* The problem *
Select the lines that hold the word "panels" and copy each one.

---------------

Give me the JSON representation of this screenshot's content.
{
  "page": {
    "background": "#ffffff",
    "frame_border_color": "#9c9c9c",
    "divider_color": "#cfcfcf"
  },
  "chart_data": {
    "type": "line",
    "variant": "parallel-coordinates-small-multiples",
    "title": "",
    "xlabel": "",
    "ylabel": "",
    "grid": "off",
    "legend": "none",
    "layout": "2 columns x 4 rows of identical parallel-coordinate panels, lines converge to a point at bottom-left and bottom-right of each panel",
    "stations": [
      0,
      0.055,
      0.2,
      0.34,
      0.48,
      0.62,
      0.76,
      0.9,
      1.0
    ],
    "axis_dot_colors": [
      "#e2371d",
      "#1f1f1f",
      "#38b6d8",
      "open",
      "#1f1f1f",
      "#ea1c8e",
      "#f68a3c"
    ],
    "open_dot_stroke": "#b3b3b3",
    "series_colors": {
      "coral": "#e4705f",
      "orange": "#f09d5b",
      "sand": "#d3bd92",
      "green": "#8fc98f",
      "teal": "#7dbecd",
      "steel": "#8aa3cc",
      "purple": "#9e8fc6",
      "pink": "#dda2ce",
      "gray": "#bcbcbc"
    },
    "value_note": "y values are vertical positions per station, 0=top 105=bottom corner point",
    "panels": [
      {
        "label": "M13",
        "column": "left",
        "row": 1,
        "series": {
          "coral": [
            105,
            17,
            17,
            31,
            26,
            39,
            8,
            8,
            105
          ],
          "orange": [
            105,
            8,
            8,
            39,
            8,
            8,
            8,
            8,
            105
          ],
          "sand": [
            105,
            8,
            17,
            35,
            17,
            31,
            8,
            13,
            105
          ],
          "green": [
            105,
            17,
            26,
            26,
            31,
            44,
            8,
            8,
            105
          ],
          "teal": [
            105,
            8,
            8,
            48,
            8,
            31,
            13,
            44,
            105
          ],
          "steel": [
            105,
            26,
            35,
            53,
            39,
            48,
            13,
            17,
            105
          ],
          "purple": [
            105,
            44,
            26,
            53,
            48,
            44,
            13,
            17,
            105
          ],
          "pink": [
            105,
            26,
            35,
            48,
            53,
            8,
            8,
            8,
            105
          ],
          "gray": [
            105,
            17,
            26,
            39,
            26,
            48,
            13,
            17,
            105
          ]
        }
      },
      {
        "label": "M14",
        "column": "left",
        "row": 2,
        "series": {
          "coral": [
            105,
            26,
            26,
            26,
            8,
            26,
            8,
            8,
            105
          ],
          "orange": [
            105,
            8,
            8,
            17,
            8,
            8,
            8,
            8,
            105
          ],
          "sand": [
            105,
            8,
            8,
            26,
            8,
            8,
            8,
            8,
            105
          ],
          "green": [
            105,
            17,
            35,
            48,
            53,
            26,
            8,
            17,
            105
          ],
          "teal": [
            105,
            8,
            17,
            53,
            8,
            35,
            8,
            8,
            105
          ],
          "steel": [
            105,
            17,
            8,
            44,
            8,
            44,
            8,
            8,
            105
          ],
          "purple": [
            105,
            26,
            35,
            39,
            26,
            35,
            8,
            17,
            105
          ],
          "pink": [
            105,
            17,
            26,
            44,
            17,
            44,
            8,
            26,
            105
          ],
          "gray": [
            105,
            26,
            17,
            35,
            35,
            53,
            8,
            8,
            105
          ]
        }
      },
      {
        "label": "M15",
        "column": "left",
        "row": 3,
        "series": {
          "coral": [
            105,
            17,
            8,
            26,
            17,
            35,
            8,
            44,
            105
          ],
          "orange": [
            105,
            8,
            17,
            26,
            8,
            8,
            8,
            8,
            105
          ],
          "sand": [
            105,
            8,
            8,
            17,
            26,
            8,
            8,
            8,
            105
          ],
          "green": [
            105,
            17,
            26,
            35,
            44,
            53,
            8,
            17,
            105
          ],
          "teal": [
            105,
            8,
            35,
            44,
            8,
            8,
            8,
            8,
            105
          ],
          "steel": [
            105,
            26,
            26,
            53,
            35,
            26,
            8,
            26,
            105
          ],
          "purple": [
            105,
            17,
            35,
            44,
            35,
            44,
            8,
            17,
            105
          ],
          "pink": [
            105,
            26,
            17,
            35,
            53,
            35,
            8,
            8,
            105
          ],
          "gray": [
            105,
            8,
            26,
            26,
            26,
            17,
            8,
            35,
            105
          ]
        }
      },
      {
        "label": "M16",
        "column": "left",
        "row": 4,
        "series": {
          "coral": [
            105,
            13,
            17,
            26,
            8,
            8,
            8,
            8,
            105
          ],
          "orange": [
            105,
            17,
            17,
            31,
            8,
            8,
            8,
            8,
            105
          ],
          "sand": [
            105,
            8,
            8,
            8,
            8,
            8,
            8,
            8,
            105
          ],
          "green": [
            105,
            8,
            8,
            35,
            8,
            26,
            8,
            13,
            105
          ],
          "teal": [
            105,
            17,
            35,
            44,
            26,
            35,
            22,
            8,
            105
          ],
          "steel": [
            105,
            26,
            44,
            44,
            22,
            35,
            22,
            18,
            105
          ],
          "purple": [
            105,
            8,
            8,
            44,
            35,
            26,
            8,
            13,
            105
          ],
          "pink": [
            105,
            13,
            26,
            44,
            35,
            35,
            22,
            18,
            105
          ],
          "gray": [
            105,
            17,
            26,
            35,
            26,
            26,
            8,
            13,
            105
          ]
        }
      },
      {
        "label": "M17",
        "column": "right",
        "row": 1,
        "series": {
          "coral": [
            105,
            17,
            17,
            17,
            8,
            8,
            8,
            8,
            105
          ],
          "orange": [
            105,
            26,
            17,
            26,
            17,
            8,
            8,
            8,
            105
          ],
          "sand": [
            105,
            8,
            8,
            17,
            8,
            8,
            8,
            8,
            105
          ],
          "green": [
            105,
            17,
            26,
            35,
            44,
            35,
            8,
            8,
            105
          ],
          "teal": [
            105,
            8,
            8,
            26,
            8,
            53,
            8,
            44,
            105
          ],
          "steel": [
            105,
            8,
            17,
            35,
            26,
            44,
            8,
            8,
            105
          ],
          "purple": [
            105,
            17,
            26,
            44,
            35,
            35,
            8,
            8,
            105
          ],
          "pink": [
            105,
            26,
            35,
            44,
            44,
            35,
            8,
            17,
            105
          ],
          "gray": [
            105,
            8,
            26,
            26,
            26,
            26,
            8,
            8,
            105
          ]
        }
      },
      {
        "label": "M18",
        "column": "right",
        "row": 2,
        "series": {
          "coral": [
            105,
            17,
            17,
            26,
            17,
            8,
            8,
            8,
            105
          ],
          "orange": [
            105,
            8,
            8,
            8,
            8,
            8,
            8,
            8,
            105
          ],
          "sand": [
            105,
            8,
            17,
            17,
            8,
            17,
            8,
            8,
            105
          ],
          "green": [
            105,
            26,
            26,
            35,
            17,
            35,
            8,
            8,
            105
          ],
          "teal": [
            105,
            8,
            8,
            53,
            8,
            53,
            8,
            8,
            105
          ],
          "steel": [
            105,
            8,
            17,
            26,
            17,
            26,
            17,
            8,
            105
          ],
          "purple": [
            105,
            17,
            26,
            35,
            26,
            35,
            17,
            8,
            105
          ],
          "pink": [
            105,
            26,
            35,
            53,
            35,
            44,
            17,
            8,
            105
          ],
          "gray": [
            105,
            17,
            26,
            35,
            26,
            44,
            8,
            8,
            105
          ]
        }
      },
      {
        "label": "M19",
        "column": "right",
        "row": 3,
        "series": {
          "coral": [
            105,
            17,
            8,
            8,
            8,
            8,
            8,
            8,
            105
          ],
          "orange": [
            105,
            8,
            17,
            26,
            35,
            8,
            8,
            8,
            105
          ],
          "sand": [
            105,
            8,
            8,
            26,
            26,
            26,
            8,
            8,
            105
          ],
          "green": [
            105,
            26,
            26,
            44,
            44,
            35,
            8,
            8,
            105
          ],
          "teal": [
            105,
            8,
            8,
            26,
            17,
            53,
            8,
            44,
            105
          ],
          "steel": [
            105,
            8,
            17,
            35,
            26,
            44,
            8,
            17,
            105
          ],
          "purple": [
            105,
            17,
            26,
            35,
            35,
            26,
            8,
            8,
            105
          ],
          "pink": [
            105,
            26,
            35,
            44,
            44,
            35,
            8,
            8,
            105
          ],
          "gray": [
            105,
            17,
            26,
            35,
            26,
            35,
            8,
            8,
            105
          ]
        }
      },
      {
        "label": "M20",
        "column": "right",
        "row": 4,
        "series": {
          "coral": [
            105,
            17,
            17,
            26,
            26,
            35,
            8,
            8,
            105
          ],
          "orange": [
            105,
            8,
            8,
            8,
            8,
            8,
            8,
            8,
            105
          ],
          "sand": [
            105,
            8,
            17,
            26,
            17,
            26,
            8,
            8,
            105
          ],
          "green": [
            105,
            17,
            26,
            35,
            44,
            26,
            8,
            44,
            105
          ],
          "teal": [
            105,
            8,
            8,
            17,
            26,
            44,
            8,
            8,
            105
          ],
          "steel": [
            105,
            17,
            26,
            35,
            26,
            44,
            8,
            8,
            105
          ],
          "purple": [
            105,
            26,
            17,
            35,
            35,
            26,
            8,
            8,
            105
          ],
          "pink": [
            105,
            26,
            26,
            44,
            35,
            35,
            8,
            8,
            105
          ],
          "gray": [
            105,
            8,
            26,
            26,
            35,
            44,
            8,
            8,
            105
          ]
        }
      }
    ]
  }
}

---------------

* Written solution *
    "layout": "2 columns x 4 rows of identical parallel-coordinate panels, lines converge to a point at bottom-left and bottom-right of each panel",
    "panels": [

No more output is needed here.